-- What the exercise asks --
Output the material word for word. Leave each picture out.

-- BEGIN Information given --

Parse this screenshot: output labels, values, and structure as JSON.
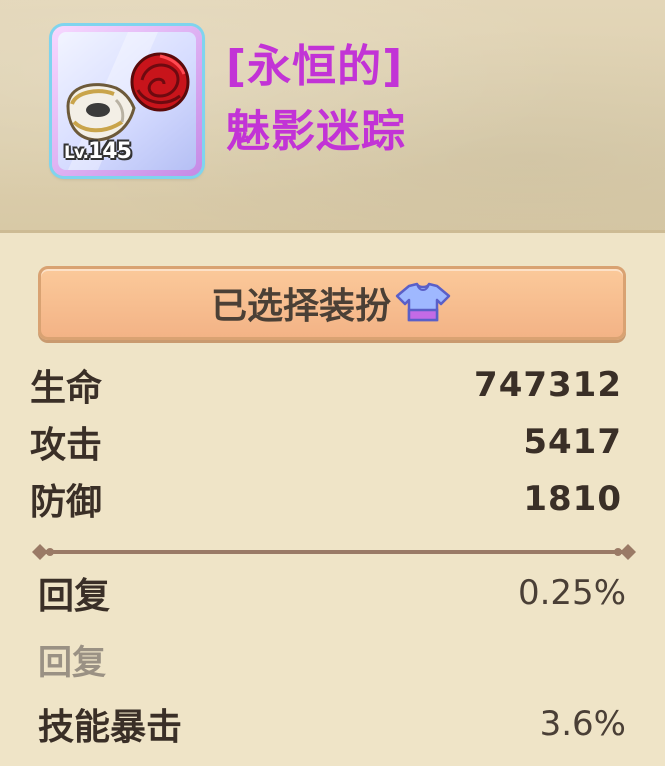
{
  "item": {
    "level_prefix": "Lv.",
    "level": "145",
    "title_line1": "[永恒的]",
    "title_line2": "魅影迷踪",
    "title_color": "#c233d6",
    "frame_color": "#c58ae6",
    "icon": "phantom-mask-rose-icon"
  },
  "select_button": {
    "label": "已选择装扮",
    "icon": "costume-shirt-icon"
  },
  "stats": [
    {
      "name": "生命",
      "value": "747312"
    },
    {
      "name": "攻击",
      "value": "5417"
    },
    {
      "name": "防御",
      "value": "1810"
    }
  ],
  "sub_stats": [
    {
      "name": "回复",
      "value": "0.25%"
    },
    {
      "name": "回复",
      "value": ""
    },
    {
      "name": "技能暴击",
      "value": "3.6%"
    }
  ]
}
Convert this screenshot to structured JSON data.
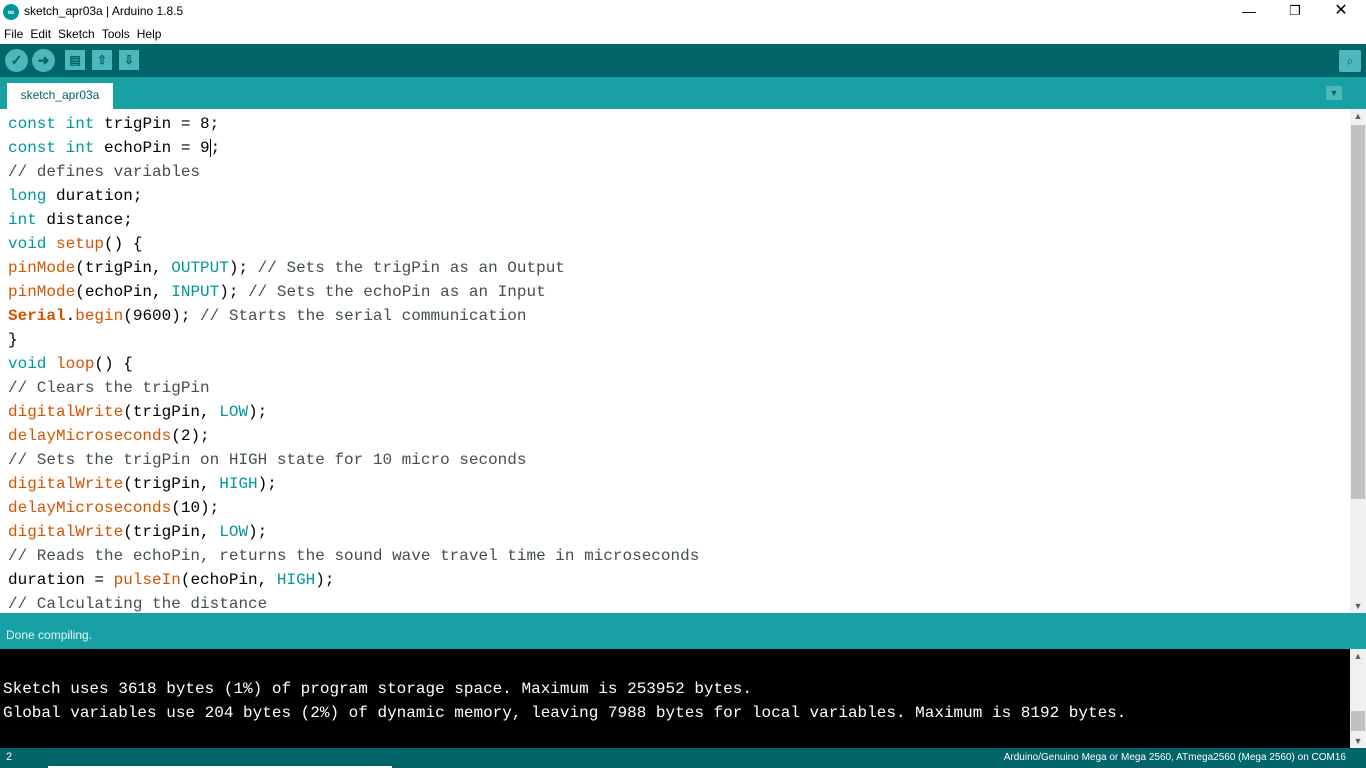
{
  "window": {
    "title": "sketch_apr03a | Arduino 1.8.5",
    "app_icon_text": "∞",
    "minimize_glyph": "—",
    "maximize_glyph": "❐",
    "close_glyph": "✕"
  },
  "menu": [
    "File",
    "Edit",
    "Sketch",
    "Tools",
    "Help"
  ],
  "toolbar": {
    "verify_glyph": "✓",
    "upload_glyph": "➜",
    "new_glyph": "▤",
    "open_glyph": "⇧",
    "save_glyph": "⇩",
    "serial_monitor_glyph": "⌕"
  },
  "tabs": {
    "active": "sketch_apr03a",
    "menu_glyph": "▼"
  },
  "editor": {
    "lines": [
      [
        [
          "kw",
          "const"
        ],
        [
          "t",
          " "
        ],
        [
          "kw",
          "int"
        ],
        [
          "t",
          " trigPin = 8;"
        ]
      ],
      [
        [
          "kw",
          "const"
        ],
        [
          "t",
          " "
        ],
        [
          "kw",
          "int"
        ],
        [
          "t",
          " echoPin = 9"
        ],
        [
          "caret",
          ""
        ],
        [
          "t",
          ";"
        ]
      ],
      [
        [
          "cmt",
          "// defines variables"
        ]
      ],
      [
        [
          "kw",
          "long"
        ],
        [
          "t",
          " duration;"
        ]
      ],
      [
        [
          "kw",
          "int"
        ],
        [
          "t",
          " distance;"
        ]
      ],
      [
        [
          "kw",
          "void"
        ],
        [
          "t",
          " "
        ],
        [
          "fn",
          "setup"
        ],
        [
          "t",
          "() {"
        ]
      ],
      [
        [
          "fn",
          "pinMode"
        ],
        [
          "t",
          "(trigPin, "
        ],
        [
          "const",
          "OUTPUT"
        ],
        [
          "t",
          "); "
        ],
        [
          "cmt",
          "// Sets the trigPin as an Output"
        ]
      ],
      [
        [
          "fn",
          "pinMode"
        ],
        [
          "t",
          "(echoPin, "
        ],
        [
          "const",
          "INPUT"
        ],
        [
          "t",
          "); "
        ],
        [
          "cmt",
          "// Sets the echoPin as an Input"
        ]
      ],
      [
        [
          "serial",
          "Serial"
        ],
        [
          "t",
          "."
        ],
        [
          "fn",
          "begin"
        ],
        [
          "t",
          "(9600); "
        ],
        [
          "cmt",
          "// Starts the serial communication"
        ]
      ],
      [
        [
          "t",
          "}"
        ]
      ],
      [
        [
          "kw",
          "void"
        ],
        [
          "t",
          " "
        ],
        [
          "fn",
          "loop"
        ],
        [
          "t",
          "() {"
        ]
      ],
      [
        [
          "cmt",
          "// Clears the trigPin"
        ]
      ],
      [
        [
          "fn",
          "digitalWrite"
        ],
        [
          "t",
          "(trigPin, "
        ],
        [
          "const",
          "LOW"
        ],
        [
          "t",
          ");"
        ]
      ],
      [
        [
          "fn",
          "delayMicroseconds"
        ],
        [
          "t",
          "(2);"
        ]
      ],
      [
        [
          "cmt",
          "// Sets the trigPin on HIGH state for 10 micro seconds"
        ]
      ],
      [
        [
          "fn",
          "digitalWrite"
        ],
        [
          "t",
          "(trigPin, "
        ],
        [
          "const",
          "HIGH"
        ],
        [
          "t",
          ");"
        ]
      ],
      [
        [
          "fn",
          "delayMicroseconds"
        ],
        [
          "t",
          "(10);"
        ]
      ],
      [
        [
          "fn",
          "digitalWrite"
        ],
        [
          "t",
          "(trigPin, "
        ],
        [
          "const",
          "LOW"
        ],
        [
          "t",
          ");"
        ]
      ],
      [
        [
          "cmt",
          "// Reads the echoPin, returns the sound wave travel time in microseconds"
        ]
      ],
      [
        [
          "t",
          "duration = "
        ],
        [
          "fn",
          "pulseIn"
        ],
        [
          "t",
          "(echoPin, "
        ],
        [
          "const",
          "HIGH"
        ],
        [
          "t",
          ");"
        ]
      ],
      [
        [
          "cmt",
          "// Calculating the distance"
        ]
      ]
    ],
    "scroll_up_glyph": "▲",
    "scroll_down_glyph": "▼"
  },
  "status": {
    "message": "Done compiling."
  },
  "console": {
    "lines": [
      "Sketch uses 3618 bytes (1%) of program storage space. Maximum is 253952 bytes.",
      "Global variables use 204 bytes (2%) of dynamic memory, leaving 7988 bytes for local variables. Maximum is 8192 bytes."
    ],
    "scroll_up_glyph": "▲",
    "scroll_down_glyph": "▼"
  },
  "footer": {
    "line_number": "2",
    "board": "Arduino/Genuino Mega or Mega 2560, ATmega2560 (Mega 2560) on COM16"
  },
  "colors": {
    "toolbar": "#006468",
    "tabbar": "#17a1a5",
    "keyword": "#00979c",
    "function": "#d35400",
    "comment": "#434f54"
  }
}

-- END Information given --

-- Result --
Parse this screenshot: output labels, values, and structure as JSON.
{
  "item": {
    "level_prefix": "Lv.",
    "level": "145",
    "title_line1": "[永恒的]",
    "title_line2": "魅影迷踪",
    "title_color": "#c233d6",
    "frame_color": "#c58ae6",
    "icon": "phantom-mask-rose-icon"
  },
  "select_button": {
    "label": "已选择装扮",
    "icon": "costume-shirt-icon"
  },
  "stats": [
    {
      "name": "生命",
      "value": "747312"
    },
    {
      "name": "攻击",
      "value": "5417"
    },
    {
      "name": "防御",
      "value": "1810"
    }
  ],
  "sub_stats": [
    {
      "name": "回复",
      "value": "0.25%"
    },
    {
      "name": "回复",
      "value": ""
    },
    {
      "name": "技能暴击",
      "value": "3.6%"
    }
  ]
}
Convert this screenshot to structured JSON data.
{
  "window": {
    "title": "sketch_apr03a | Arduino 1.8.5",
    "app_icon_text": "∞",
    "minimize_glyph": "—",
    "maximize_glyph": "❐",
    "close_glyph": "✕"
  },
  "menu": [
    "File",
    "Edit",
    "Sketch",
    "Tools",
    "Help"
  ],
  "toolbar": {
    "verify_glyph": "✓",
    "upload_glyph": "➜",
    "new_glyph": "▤",
    "open_glyph": "⇧",
    "save_glyph": "⇩",
    "serial_monitor_glyph": "⌕"
  },
  "tabs": {
    "active": "sketch_apr03a",
    "menu_glyph": "▼"
  },
  "editor": {
    "lines": [
      [
        [
          "kw",
          "const"
        ],
        [
          "t",
          " "
        ],
        [
          "kw",
          "int"
        ],
        [
          "t",
          " trigPin = 8;"
        ]
      ],
      [
        [
          "kw",
          "const"
        ],
        [
          "t",
          " "
        ],
        [
          "kw",
          "int"
        ],
        [
          "t",
          " echoPin = 9"
        ],
        [
          "caret",
          ""
        ],
        [
          "t",
          ";"
        ]
      ],
      [
        [
          "cmt",
          "// defines variables"
        ]
      ],
      [
        [
          "kw",
          "long"
        ],
        [
          "t",
          " duration;"
        ]
      ],
      [
        [
          "kw",
          "int"
        ],
        [
          "t",
          " distance;"
        ]
      ],
      [
        [
          "kw",
          "void"
        ],
        [
          "t",
          " "
        ],
        [
          "fn",
          "setup"
        ],
        [
          "t",
          "() {"
        ]
      ],
      [
        [
          "fn",
          "pinMode"
        ],
        [
          "t",
          "(trigPin, "
        ],
        [
          "const",
          "OUTPUT"
        ],
        [
          "t",
          "); "
        ],
        [
          "cmt",
          "// Sets the trigPin as an Output"
        ]
      ],
      [
        [
          "fn",
          "pinMode"
        ],
        [
          "t",
          "(echoPin, "
        ],
        [
          "const",
          "INPUT"
        ],
        [
          "t",
          "); "
        ],
        [
          "cmt",
          "// Sets the echoPin as an Input"
        ]
      ],
      [
        [
          "serial",
          "Serial"
        ],
        [
          "t",
          "."
        ],
        [
          "fn",
          "begin"
        ],
        [
          "t",
          "(9600); "
        ],
        [
          "cmt",
          "// Starts the serial communication"
        ]
      ],
      [
        [
          "t",
          "}"
        ]
      ],
      [
        [
          "kw",
          "void"
        ],
        [
          "t",
          " "
        ],
        [
          "fn",
          "loop"
        ],
        [
          "t",
          "() {"
        ]
      ],
      [
        [
          "cmt",
          "// Clears the trigPin"
        ]
      ],
      [
        [
          "fn",
          "digitalWrite"
        ],
        [
          "t",
          "(trigPin, "
        ],
        [
          "const",
          "LOW"
        ],
        [
          "t",
          ");"
        ]
      ],
      [
        [
          "fn",
          "delayMicroseconds"
        ],
        [
          "t",
          "(2);"
        ]
      ],
      [
        [
          "cmt",
          "// Sets the trigPin on HIGH state for 10 micro seconds"
        ]
      ],
      [
        [
          "fn",
          "digitalWrite"
        ],
        [
          "t",
          "(trigPin, "
        ],
        [
          "const",
          "HIGH"
        ],
        [
          "t",
          ");"
        ]
      ],
      [
        [
          "fn",
          "delayMicroseconds"
        ],
        [
          "t",
          "(10);"
        ]
      ],
      [
        [
          "fn",
          "digitalWrite"
        ],
        [
          "t",
          "(trigPin, "
        ],
        [
          "const",
          "LOW"
        ],
        [
          "t",
          ");"
        ]
      ],
      [
        [
          "cmt",
          "// Reads the echoPin, returns the sound wave travel time in microseconds"
        ]
      ],
      [
        [
          "t",
          "duration = "
        ],
        [
          "fn",
          "pulseIn"
        ],
        [
          "t",
          "(echoPin, "
        ],
        [
          "const",
          "HIGH"
        ],
        [
          "t",
          ");"
        ]
      ],
      [
        [
          "cmt",
          "// Calculating the distance"
        ]
      ]
    ],
    "scroll_up_glyph": "▲",
    "scroll_down_glyph": "▼"
  },
  "status": {
    "message": "Done compiling."
  },
  "console": {
    "lines": [
      "Sketch uses 3618 bytes (1%) of program storage space. Maximum is 253952 bytes.",
      "Global variables use 204 bytes (2%) of dynamic memory, leaving 7988 bytes for local variables. Maximum is 8192 bytes."
    ],
    "scroll_up_glyph": "▲",
    "scroll_down_glyph": "▼"
  },
  "footer": {
    "line_number": "2",
    "board": "Arduino/Genuino Mega or Mega 2560, ATmega2560 (Mega 2560) on COM16"
  },
  "colors": {
    "toolbar": "#006468",
    "tabbar": "#17a1a5",
    "keyword": "#00979c",
    "function": "#d35400",
    "comment": "#434f54"
  }
}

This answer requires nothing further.